◆ **INSTRUCTIONS TO FOLLOW**: Reply with the count of lines holding "ylabel", nothing more.

┄┄┄┄┄┄┄┄┄┄┄┄┄┄┄┄┄┄┄┄

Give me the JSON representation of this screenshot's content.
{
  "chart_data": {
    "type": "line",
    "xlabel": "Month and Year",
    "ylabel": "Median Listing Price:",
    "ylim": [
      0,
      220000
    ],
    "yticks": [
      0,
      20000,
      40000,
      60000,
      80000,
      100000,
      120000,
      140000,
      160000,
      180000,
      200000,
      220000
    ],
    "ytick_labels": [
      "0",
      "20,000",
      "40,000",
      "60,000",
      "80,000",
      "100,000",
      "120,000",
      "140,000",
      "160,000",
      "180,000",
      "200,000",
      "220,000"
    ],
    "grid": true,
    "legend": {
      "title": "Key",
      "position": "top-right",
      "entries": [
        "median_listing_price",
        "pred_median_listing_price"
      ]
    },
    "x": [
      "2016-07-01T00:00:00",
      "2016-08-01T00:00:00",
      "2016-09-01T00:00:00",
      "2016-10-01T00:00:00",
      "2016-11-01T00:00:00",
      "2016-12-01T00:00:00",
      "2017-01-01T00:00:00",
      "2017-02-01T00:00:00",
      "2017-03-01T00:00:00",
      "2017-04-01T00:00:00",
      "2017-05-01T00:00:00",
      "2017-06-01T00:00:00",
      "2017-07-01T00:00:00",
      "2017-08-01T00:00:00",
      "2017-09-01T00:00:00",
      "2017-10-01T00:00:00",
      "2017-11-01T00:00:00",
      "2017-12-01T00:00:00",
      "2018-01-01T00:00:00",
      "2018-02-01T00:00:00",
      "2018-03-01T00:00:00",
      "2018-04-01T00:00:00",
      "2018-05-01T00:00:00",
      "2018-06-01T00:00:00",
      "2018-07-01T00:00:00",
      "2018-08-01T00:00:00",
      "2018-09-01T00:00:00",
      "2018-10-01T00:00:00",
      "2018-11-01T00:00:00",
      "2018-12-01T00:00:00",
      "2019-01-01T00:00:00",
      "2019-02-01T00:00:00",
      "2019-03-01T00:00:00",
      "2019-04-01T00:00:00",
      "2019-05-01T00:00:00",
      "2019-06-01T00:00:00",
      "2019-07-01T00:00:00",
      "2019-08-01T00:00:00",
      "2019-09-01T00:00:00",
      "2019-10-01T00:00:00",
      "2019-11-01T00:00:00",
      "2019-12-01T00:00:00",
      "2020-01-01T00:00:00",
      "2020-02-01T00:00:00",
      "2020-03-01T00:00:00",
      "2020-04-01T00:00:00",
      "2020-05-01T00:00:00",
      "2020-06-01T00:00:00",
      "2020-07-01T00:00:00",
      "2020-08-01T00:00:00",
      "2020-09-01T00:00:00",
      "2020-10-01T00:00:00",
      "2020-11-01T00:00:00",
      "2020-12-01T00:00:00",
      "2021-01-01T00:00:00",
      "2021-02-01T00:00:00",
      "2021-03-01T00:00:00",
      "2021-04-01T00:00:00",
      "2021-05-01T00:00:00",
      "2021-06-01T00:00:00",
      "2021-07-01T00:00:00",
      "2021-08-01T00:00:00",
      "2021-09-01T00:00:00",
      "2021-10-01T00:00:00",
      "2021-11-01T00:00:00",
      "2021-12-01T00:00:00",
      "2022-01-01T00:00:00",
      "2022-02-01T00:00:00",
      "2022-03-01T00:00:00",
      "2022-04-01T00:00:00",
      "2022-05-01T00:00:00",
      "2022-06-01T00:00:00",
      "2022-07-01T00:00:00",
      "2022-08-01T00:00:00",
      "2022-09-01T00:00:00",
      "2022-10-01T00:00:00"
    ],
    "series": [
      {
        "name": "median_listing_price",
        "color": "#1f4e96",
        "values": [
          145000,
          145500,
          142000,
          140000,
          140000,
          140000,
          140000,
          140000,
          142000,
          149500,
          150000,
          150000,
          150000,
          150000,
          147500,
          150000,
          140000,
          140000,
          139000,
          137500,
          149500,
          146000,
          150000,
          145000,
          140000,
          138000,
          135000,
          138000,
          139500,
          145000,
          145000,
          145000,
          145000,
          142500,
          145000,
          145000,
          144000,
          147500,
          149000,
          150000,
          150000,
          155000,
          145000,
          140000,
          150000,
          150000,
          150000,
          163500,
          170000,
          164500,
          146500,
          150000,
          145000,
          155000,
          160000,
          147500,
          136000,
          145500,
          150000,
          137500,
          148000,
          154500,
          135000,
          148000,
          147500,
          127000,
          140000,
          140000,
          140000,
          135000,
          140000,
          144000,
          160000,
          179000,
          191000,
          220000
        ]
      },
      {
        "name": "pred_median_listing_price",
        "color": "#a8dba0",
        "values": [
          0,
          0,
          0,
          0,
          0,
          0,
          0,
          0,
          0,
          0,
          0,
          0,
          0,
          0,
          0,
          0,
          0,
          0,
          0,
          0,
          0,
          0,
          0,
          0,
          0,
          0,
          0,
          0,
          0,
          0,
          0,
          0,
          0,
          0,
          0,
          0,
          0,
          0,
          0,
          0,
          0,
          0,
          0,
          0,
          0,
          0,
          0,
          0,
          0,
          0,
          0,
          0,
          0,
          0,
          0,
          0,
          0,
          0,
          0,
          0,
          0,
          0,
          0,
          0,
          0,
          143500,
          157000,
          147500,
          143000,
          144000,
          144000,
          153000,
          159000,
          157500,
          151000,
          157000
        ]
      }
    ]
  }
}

┄┄┄┄┄┄┄┄┄┄┄┄┄┄┄┄┄┄┄┄

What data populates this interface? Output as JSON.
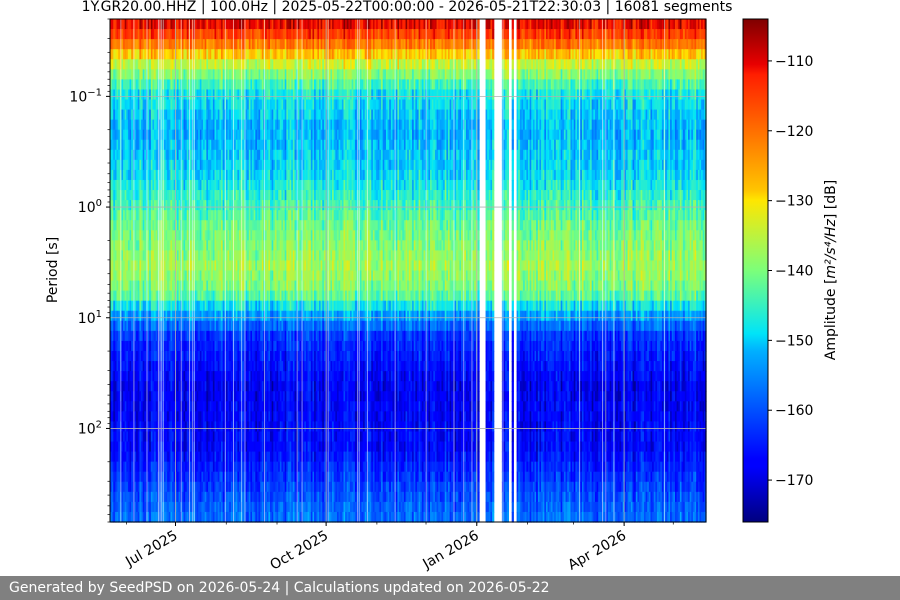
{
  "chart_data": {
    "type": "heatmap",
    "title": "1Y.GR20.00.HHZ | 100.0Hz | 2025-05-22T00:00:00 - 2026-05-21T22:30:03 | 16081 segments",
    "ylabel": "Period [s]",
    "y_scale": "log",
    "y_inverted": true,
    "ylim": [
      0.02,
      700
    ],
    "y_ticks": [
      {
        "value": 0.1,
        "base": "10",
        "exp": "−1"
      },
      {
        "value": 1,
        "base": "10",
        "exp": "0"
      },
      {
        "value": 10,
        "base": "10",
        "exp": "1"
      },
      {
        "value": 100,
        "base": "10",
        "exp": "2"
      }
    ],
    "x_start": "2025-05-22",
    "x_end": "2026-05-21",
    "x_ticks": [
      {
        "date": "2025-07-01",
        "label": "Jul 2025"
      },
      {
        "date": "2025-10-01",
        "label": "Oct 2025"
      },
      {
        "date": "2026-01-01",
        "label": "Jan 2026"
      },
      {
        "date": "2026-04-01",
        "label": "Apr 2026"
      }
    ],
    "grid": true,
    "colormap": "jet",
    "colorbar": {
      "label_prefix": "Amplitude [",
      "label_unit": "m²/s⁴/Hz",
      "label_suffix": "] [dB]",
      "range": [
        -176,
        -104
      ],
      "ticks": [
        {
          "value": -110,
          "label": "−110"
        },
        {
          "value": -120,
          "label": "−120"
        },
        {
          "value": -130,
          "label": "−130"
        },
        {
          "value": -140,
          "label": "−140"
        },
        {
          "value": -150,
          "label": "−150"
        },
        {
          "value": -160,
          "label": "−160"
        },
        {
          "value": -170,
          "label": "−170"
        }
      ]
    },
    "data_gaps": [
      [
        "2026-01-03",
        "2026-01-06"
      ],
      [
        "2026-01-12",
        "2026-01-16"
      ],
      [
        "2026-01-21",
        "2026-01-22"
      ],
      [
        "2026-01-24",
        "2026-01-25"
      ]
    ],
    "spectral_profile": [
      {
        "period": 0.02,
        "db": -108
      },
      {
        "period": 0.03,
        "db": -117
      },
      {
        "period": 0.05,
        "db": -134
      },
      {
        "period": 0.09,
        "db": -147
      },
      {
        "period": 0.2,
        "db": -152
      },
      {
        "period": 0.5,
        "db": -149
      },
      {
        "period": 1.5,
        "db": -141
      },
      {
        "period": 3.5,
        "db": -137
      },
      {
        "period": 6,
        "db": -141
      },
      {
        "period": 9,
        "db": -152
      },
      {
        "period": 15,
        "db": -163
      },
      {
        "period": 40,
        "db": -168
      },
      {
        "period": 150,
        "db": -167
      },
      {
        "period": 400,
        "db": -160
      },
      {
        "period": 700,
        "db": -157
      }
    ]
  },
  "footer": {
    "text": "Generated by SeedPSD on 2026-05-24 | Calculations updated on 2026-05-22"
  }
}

┄┄┄┄┄┄┄┄┄┄┄┄┄┄┄┄┄┄┄┄

◆ **TASK SOLUTION**: 2